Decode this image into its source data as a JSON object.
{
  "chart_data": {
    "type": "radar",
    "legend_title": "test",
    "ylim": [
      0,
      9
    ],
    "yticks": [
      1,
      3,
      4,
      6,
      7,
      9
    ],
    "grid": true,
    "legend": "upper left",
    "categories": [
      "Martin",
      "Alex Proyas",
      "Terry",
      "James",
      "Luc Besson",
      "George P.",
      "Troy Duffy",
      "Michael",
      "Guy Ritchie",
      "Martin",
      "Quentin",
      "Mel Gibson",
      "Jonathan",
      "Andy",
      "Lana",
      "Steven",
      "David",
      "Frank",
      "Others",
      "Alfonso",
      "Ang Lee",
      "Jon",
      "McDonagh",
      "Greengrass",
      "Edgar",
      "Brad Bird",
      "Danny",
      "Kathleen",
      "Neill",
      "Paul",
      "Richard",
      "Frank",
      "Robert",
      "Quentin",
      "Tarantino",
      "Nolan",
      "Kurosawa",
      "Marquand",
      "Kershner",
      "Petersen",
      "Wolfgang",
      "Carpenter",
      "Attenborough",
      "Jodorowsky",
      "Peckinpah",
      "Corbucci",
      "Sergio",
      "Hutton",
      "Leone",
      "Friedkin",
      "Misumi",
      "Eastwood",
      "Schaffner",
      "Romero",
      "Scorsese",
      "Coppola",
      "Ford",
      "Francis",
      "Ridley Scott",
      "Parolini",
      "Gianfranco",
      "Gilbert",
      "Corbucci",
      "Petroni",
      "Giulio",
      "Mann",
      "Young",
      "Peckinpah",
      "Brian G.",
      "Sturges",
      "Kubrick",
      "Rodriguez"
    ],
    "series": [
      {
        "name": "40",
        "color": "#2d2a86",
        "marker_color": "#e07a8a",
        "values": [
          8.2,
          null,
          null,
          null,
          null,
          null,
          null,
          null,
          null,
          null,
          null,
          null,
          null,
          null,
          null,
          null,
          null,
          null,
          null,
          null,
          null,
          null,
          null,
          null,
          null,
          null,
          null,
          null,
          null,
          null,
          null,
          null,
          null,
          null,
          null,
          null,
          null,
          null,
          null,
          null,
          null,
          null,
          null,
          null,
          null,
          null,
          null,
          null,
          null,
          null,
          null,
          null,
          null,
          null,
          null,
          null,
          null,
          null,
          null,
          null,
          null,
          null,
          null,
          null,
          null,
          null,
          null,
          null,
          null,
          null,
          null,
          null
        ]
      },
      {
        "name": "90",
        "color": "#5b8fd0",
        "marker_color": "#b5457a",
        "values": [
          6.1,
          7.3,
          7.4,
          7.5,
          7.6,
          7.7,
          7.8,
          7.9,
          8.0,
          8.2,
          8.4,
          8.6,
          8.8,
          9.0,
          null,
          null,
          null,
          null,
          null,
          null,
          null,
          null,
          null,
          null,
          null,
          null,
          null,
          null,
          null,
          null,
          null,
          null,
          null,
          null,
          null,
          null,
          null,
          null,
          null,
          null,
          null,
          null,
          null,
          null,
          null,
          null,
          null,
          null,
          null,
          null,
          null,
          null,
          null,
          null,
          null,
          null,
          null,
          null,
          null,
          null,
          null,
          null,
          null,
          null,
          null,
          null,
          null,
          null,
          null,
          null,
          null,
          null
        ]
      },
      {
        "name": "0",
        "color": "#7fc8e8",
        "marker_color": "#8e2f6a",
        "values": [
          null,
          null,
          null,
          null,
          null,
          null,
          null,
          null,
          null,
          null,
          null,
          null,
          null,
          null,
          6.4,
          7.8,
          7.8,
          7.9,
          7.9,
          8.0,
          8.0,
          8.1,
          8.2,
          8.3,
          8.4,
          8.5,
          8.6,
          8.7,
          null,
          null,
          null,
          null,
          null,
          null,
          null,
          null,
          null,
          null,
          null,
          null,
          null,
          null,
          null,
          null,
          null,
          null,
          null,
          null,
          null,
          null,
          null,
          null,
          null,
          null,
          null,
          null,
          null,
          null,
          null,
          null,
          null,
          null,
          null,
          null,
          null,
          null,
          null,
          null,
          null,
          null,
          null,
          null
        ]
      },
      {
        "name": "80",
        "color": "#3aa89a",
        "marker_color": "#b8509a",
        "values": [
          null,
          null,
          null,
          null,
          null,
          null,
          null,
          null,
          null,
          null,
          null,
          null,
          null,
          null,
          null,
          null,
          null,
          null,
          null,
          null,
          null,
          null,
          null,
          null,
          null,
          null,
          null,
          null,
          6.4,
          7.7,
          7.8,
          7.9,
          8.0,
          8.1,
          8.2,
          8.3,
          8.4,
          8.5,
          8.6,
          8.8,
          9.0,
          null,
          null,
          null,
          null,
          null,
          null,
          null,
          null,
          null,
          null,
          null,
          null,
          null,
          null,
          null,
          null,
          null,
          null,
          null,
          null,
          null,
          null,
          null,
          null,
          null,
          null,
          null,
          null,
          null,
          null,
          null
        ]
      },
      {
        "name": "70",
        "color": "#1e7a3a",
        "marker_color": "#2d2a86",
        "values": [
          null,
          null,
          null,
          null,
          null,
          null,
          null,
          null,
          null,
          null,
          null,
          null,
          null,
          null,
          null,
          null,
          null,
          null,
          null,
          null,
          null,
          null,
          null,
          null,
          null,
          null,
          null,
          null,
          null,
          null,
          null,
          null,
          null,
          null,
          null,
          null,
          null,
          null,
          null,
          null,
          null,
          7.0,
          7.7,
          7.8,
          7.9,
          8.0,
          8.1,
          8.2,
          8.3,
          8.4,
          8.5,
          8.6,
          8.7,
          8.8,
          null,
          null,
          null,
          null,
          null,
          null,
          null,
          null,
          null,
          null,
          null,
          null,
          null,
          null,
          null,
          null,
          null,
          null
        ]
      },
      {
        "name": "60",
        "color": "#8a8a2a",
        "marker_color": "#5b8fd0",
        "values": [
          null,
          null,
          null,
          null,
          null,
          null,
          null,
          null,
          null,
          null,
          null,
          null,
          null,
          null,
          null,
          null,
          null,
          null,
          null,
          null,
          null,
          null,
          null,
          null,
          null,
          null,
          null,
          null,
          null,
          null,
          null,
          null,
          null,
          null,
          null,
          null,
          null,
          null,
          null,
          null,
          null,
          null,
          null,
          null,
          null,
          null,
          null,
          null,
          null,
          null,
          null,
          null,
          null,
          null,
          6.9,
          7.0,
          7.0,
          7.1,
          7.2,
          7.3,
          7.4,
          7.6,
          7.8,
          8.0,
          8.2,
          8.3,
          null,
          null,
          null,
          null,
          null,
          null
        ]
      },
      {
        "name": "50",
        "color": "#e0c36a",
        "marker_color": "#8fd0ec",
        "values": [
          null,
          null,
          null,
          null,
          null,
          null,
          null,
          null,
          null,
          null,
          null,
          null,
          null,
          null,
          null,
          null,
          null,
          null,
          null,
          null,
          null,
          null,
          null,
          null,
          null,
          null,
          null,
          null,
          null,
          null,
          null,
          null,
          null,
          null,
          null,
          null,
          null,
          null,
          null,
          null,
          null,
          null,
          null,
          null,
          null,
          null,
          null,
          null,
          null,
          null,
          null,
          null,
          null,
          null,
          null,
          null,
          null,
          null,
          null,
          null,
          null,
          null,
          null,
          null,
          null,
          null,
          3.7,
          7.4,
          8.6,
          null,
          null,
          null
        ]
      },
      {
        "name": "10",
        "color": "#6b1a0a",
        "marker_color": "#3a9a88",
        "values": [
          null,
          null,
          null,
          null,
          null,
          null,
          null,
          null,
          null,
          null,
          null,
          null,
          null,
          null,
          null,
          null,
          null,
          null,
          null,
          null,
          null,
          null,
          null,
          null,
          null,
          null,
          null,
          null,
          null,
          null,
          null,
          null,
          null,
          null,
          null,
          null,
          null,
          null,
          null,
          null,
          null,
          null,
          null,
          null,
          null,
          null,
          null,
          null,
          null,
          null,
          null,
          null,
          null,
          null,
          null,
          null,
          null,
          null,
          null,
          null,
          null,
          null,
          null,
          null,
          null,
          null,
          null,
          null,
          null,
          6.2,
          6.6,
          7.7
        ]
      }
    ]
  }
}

TASK TO COMPLETE ::
From the listing above, pick out every line containing "name".

RESPONSE BELOW ::
        "name": "40",
        "name": "90",
        "name": "0",
        "name": "80",
        "name": "70",
        "name": "60",
        "name": "50",
        "name": "10",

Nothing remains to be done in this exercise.